→ Problem details
From the avocado article below, reproduce word for word the passage that begins at the words "While the world" and stops after the words "place in 2012.".

→ Given text

The Hass-Horn: strong fundamentals for avocado growth in North America
By avocado expert Avi Crane.
Last year was a momentous one for the avocado industry. Towards the end of the Peruvian season, European markets were relieved of an excessive supply after the country gained access to the U.S. market without cold treatment, while the emerging avocado industries of Colombia and India announced they were keen to join the party too, speaking at the World Avocado Congress in Cairns, Australia. In 2012 the global avocado industry is set for another big year, and at www.freshfruitportal.com we would like to welcome former California Avocado Commission vice president Avi Crane as a contributing avocado columnist.
While the world economy starts its fifth year of a downturn that continues to plague international and domestic commerce, the North American avocado industry is projected to have another record breaking year in 2012. This author projects that total market margins and grower returns will surpass last year and continue a consistent pattern that began 15 years ago.
I believe the key elements that have facilitated this remarkable expansion of profits remain solidly in place in 2012.
Growth of Hispanic Population in the USA
The 2010 U.S. Government Census Report results showed that the U.S. population grew by 9.7% during the previous decade, anf over half of this growth came from Hispanics. I would estimate the per capita consumption of avocados among this sector to be 2.5 times the general population. Along with the core consumption markets for avocados of California and Texas, this group provides the base of avocado consumption.

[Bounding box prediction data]
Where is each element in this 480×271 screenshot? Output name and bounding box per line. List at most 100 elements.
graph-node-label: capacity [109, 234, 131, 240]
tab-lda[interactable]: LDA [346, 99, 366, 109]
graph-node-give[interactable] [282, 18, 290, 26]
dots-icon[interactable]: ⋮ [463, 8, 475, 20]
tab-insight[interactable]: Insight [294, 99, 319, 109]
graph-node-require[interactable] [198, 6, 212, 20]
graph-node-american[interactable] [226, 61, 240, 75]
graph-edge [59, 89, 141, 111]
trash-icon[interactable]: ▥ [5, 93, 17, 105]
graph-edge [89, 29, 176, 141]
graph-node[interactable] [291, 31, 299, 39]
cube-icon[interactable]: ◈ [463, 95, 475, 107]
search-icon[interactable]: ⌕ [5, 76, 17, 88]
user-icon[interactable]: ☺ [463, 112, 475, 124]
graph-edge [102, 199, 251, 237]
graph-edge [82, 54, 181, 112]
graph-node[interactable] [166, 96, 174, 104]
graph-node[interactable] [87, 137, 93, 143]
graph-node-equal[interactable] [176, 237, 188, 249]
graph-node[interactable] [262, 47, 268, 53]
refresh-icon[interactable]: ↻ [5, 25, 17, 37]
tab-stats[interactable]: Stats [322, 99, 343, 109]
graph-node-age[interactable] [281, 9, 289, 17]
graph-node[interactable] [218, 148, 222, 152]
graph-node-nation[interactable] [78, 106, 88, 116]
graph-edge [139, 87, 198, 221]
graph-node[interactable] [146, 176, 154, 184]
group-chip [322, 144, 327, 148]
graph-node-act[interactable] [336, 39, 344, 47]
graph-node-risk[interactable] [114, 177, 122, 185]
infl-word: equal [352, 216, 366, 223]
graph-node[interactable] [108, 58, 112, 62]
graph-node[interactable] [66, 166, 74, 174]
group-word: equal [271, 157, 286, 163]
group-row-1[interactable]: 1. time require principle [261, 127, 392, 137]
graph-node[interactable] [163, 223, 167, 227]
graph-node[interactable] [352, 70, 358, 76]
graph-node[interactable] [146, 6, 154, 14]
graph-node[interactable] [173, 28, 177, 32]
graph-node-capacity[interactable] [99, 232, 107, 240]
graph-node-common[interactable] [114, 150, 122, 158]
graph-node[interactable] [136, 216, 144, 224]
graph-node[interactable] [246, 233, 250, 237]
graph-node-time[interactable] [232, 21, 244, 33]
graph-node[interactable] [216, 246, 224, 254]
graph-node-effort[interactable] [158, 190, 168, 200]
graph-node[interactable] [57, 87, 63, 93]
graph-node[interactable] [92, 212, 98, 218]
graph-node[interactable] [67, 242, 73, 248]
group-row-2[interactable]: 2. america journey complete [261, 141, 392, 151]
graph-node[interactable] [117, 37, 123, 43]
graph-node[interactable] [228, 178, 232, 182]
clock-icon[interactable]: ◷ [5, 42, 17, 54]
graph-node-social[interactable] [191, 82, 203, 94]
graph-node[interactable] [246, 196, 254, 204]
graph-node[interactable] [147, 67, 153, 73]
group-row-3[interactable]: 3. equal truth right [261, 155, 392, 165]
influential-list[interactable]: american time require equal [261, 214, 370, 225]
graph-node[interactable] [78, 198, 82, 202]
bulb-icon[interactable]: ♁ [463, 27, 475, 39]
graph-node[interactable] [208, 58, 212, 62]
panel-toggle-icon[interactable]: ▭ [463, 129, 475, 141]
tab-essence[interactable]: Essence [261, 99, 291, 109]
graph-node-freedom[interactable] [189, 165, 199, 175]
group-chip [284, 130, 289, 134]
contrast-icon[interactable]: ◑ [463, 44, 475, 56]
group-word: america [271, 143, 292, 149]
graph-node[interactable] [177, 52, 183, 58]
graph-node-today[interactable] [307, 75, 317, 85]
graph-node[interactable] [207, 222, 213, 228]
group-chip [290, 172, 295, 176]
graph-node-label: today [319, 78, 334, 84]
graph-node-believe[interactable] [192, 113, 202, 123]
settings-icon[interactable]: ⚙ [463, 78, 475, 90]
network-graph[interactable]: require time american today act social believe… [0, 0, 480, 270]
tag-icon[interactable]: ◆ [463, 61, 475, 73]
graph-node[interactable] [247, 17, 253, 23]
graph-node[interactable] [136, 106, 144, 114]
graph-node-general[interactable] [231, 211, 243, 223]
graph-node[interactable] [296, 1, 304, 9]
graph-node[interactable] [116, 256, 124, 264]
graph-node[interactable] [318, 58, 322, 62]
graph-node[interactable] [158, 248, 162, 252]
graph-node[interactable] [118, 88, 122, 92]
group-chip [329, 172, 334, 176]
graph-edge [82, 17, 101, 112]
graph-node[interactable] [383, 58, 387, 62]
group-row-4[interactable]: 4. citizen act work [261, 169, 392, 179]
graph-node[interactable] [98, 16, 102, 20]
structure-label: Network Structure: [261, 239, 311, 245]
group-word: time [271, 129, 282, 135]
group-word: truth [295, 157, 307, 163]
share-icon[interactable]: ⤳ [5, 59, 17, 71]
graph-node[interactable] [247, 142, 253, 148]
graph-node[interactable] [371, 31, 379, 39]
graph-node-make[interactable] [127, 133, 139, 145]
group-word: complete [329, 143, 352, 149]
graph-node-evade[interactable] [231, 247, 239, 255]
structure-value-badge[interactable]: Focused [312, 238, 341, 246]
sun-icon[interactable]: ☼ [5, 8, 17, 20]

→ Task solution
While the world economy starts its fifth year of a downturn that continues to plague international and domestic commerce, the North American avocado industry is projected to have another record breaking year in 2012. This author projects that total market margins and grower returns will surpass last year and continue a consistent pattern that began 15 years ago.
I believe the key elements that have facilitated this remarkable expansion of profits remain solidly in place in 2012.